[START Material provided]

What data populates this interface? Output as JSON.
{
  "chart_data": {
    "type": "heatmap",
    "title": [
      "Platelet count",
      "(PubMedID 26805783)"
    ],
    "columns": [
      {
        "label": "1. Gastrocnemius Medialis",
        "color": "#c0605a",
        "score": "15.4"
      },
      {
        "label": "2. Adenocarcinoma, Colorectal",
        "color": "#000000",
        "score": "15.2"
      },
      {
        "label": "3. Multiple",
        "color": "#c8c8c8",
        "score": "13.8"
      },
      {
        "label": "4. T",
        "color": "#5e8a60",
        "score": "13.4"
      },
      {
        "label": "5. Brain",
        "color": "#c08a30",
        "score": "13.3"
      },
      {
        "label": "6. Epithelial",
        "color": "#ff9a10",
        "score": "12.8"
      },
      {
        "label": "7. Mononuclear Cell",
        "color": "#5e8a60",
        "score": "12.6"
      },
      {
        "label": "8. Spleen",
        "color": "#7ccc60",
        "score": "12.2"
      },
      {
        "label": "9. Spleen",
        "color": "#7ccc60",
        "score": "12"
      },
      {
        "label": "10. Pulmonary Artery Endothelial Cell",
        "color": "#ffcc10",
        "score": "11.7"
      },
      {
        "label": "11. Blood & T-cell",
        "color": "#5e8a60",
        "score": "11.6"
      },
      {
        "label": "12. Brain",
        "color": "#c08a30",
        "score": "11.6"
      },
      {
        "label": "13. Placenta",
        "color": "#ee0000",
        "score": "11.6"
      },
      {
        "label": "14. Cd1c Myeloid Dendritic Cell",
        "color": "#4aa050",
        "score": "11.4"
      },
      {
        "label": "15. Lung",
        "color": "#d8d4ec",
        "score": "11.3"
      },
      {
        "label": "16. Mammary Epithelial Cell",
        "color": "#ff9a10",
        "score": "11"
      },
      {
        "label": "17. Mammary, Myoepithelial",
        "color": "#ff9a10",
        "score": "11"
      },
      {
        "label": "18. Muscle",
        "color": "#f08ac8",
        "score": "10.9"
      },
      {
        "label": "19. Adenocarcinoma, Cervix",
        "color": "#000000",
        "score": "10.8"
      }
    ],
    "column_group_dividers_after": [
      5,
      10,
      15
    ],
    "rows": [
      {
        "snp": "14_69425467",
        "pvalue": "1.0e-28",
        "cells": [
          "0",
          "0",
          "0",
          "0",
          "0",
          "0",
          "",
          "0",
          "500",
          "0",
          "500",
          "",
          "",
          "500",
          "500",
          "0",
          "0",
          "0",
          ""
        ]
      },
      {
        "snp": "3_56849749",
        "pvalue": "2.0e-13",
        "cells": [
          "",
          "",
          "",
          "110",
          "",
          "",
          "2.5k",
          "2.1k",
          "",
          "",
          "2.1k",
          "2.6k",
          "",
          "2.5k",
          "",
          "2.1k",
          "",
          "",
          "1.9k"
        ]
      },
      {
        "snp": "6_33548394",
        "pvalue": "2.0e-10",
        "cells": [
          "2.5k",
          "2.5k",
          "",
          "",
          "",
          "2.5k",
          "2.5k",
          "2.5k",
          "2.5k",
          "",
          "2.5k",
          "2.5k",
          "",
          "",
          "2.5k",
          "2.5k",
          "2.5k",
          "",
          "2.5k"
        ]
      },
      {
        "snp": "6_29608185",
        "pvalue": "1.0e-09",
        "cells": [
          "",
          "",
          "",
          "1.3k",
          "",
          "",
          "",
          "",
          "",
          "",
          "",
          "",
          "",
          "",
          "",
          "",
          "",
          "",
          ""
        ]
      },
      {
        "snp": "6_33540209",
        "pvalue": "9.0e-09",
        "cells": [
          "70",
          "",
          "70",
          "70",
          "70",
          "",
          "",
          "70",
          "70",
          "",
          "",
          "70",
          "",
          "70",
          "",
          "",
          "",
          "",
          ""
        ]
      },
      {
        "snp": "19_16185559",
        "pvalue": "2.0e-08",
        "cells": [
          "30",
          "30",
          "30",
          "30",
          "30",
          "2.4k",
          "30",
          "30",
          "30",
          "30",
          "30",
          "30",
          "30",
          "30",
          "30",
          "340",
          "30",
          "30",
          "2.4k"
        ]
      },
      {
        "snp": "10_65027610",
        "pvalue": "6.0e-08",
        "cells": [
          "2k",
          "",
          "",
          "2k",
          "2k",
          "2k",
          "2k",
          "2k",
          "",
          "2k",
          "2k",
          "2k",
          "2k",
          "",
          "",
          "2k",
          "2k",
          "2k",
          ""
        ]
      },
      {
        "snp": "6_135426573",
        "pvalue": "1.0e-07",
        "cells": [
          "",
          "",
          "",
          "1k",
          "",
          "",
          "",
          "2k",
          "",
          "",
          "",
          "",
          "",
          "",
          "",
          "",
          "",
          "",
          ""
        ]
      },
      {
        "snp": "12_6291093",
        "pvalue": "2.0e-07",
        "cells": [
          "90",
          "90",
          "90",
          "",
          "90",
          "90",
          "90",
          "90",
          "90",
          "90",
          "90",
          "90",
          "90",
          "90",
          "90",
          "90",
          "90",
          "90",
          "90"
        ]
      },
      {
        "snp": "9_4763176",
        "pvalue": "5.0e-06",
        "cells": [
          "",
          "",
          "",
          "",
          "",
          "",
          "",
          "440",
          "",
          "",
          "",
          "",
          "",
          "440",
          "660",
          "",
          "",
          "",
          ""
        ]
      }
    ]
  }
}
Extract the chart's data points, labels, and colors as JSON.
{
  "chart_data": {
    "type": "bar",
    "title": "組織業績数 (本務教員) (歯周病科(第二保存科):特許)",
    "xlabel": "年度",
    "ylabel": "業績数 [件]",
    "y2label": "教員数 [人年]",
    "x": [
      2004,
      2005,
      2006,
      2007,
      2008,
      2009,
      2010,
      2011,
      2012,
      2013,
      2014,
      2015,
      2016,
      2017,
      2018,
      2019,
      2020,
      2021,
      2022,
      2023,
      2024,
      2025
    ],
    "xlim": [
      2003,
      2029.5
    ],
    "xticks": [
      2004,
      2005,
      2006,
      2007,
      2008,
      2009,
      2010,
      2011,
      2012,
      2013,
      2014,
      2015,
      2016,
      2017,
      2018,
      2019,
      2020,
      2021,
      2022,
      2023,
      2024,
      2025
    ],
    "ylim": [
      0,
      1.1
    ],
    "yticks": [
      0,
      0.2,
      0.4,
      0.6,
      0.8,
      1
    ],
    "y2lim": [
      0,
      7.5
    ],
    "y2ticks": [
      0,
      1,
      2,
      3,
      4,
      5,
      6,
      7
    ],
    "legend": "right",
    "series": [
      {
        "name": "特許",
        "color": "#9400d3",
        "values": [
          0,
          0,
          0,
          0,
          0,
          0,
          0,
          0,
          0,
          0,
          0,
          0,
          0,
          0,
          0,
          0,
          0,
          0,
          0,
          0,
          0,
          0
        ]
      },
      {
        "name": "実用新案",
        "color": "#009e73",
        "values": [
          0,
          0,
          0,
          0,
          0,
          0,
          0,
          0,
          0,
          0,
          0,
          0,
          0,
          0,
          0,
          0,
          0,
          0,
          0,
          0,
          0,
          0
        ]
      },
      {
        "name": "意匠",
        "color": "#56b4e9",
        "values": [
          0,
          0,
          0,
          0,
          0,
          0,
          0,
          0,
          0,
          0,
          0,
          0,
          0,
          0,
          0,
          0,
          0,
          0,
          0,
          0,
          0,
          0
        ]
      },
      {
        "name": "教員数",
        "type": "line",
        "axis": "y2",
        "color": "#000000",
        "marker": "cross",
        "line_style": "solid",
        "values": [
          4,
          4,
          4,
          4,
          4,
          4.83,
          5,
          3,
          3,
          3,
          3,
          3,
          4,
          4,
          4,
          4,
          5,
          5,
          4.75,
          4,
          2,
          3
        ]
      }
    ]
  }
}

[END Material provided]

**Exercise goal**
Repeat the listing above without any change.

**Exercise response**
What data populates this interface? Output as JSON.
{
  "chart_data": {
    "type": "heatmap",
    "title": [
      "Platelet count",
      "(PubMedID 26805783)"
    ],
    "columns": [
      {
        "label": "1. Gastrocnemius Medialis",
        "color": "#c0605a",
        "score": "15.4"
      },
      {
        "label": "2. Adenocarcinoma, Colorectal",
        "color": "#000000",
        "score": "15.2"
      },
      {
        "label": "3. Multiple",
        "color": "#c8c8c8",
        "score": "13.8"
      },
      {
        "label": "4. T",
        "color": "#5e8a60",
        "score": "13.4"
      },
      {
        "label": "5. Brain",
        "color": "#c08a30",
        "score": "13.3"
      },
      {
        "label": "6. Epithelial",
        "color": "#ff9a10",
        "score": "12.8"
      },
      {
        "label": "7. Mononuclear Cell",
        "color": "#5e8a60",
        "score": "12.6"
      },
      {
        "label": "8. Spleen",
        "color": "#7ccc60",
        "score": "12.2"
      },
      {
        "label": "9. Spleen",
        "color": "#7ccc60",
        "score": "12"
      },
      {
        "label": "10. Pulmonary Artery Endothelial Cell",
        "color": "#ffcc10",
        "score": "11.7"
      },
      {
        "label": "11. Blood & T-cell",
        "color": "#5e8a60",
        "score": "11.6"
      },
      {
        "label": "12. Brain",
        "color": "#c08a30",
        "score": "11.6"
      },
      {
        "label": "13. Placenta",
        "color": "#ee0000",
        "score": "11.6"
      },
      {
        "label": "14. Cd1c Myeloid Dendritic Cell",
        "color": "#4aa050",
        "score": "11.4"
      },
      {
        "label": "15. Lung",
        "color": "#d8d4ec",
        "score": "11.3"
      },
      {
        "label": "16. Mammary Epithelial Cell",
        "color": "#ff9a10",
        "score": "11"
      },
      {
        "label": "17. Mammary, Myoepithelial",
        "color": "#ff9a10",
        "score": "11"
      },
      {
        "label": "18. Muscle",
        "color": "#f08ac8",
        "score": "10.9"
      },
      {
        "label": "19. Adenocarcinoma, Cervix",
        "color": "#000000",
        "score": "10.8"
      }
    ],
    "column_group_dividers_after": [
      5,
      10,
      15
    ],
    "rows": [
      {
        "snp": "14_69425467",
        "pvalue": "1.0e-28",
        "cells": [
          "0",
          "0",
          "0",
          "0",
          "0",
          "0",
          "",
          "0",
          "500",
          "0",
          "500",
          "",
          "",
          "500",
          "500",
          "0",
          "0",
          "0",
          ""
        ]
      },
      {
        "snp": "3_56849749",
        "pvalue": "2.0e-13",
        "cells": [
          "",
          "",
          "",
          "110",
          "",
          "",
          "2.5k",
          "2.1k",
          "",
          "",
          "2.1k",
          "2.6k",
          "",
          "2.5k",
          "",
          "2.1k",
          "",
          "",
          "1.9k"
        ]
      },
      {
        "snp": "6_33548394",
        "pvalue": "2.0e-10",
        "cells": [
          "2.5k",
          "2.5k",
          "",
          "",
          "",
          "2.5k",
          "2.5k",
          "2.5k",
          "2.5k",
          "",
          "2.5k",
          "2.5k",
          "",
          "",
          "2.5k",
          "2.5k",
          "2.5k",
          "",
          "2.5k"
        ]
      },
      {
        "snp": "6_29608185",
        "pvalue": "1.0e-09",
        "cells": [
          "",
          "",
          "",
          "1.3k",
          "",
          "",
          "",
          "",
          "",
          "",
          "",
          "",
          "",
          "",
          "",
          "",
          "",
          "",
          ""
        ]
      },
      {
        "snp": "6_33540209",
        "pvalue": "9.0e-09",
        "cells": [
          "70",
          "",
          "70",
          "70",
          "70",
          "",
          "",
          "70",
          "70",
          "",
          "",
          "70",
          "",
          "70",
          "",
          "",
          "",
          "",
          ""
        ]
      },
      {
        "snp": "19_16185559",
        "pvalue": "2.0e-08",
        "cells": [
          "30",
          "30",
          "30",
          "30",
          "30",
          "2.4k",
          "30",
          "30",
          "30",
          "30",
          "30",
          "30",
          "30",
          "30",
          "30",
          "340",
          "30",
          "30",
          "2.4k"
        ]
      },
      {
        "snp": "10_65027610",
        "pvalue": "6.0e-08",
        "cells": [
          "2k",
          "",
          "",
          "2k",
          "2k",
          "2k",
          "2k",
          "2k",
          "",
          "2k",
          "2k",
          "2k",
          "2k",
          "",
          "",
          "2k",
          "2k",
          "2k",
          ""
        ]
      },
      {
        "snp": "6_135426573",
        "pvalue": "1.0e-07",
        "cells": [
          "",
          "",
          "",
          "1k",
          "",
          "",
          "",
          "2k",
          "",
          "",
          "",
          "",
          "",
          "",
          "",
          "",
          "",
          "",
          ""
        ]
      },
      {
        "snp": "12_6291093",
        "pvalue": "2.0e-07",
        "cells": [
          "90",
          "90",
          "90",
          "",
          "90",
          "90",
          "90",
          "90",
          "90",
          "90",
          "90",
          "90",
          "90",
          "90",
          "90",
          "90",
          "90",
          "90",
          "90"
        ]
      },
      {
        "snp": "9_4763176",
        "pvalue": "5.0e-06",
        "cells": [
          "",
          "",
          "",
          "",
          "",
          "",
          "",
          "440",
          "",
          "",
          "",
          "",
          "",
          "440",
          "660",
          "",
          "",
          "",
          ""
        ]
      }
    ]
  }
}
Extract the chart's data points, labels, and colors as JSON.
{
  "chart_data": {
    "type": "bar",
    "title": "組織業績数 (本務教員) (歯周病科(第二保存科):特許)",
    "xlabel": "年度",
    "ylabel": "業績数 [件]",
    "y2label": "教員数 [人年]",
    "x": [
      2004,
      2005,
      2006,
      2007,
      2008,
      2009,
      2010,
      2011,
      2012,
      2013,
      2014,
      2015,
      2016,
      2017,
      2018,
      2019,
      2020,
      2021,
      2022,
      2023,
      2024,
      2025
    ],
    "xlim": [
      2003,
      2029.5
    ],
    "xticks": [
      2004,
      2005,
      2006,
      2007,
      2008,
      2009,
      2010,
      2011,
      2012,
      2013,
      2014,
      2015,
      2016,
      2017,
      2018,
      2019,
      2020,
      2021,
      2022,
      2023,
      2024,
      2025
    ],
    "ylim": [
      0,
      1.1
    ],
    "yticks": [
      0,
      0.2,
      0.4,
      0.6,
      0.8,
      1
    ],
    "y2lim": [
      0,
      7.5
    ],
    "y2ticks": [
      0,
      1,
      2,
      3,
      4,
      5,
      6,
      7
    ],
    "legend": "right",
    "series": [
      {
        "name": "特許",
        "color": "#9400d3",
        "values": [
          0,
          0,
          0,
          0,
          0,
          0,
          0,
          0,
          0,
          0,
          0,
          0,
          0,
          0,
          0,
          0,
          0,
          0,
          0,
          0,
          0,
          0
        ]
      },
      {
        "name": "実用新案",
        "color": "#009e73",
        "values": [
          0,
          0,
          0,
          0,
          0,
          0,
          0,
          0,
          0,
          0,
          0,
          0,
          0,
          0,
          0,
          0,
          0,
          0,
          0,
          0,
          0,
          0
        ]
      },
      {
        "name": "意匠",
        "color": "#56b4e9",
        "values": [
          0,
          0,
          0,
          0,
          0,
          0,
          0,
          0,
          0,
          0,
          0,
          0,
          0,
          0,
          0,
          0,
          0,
          0,
          0,
          0,
          0,
          0
        ]
      },
      {
        "name": "教員数",
        "type": "line",
        "axis": "y2",
        "color": "#000000",
        "marker": "cross",
        "line_style": "solid",
        "values": [
          4,
          4,
          4,
          4,
          4,
          4.83,
          5,
          3,
          3,
          3,
          3,
          3,
          4,
          4,
          4,
          4,
          5,
          5,
          4.75,
          4,
          2,
          3
        ]
      }
    ]
  }
}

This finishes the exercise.